(Dataset entries)
--- begin ---
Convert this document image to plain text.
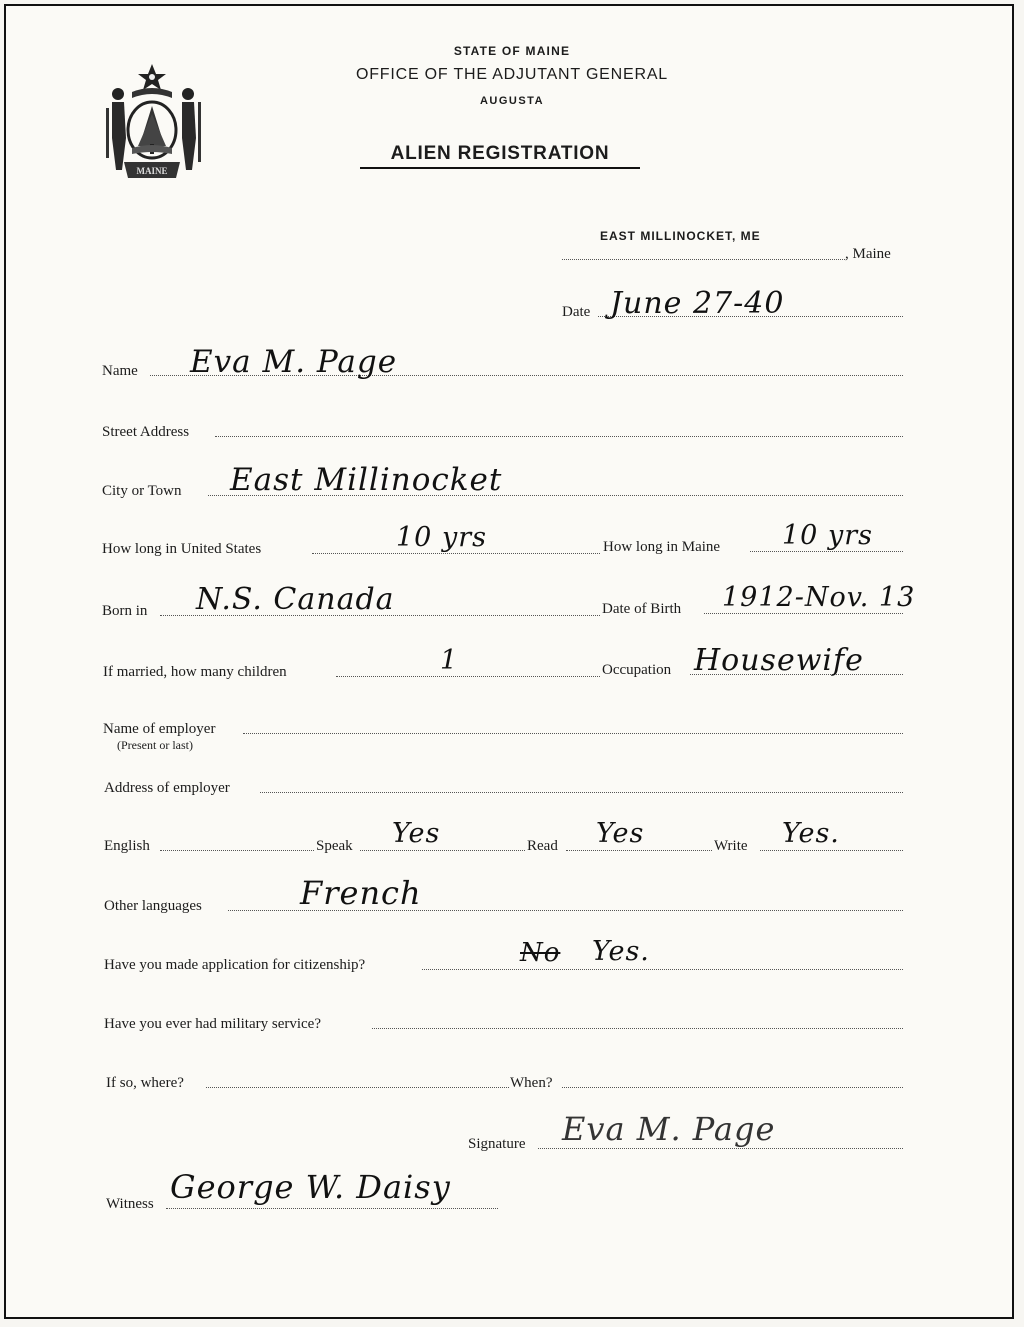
MAINE
STATE OF MAINE
OFFICE OF THE ADJUTANT GENERAL
AUGUSTA
ALIEN REGISTRATION
EAST MILLINOCKET, ME
, Maine
Date June 27-40
Name Eva M. Page
Street Address
City or Town East Millinocket
How long in United States	10 yrs	How long in Maine 10 yrs
Born in N.S. Canada	Date of Birth 1912-Nov. 13
If married, how many children	1	Occupation Housewife
Name of employer
(Present or last)
Address of employer
English	Speak Yes	Read Yes	Write Yes.
Other languages	French
Have you made application for citizenship?	No Yes.
Have you ever had military service?
If so, where?	When?
Signature Eva M. Page
Witness George W. Daisy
--- end ---
What is expected —
Without including the pictures, return each record above exactly as it stands.

Task solution —
Convert this document image to plain text.
MAINE
STATE OF MAINE
OFFICE OF THE ADJUTANT GENERAL
AUGUSTA
ALIEN REGISTRATION
EAST MILLINOCKET, ME
, Maine
Date June 27-40
Name Eva M. Page
Street Address
City or Town East Millinocket
How long in United States	10 yrs	How long in Maine 10 yrs
Born in N.S. Canada	Date of Birth 1912-Nov. 13
If married, how many children	1	Occupation Housewife
Name of employer
(Present or last)
Address of employer
English	Speak Yes	Read Yes	Write Yes.
Other languages	French
Have you made application for citizenship?	No Yes.
Have you ever had military service?
If so, where?	When?
Signature Eva M. Page
Witness George W. Daisy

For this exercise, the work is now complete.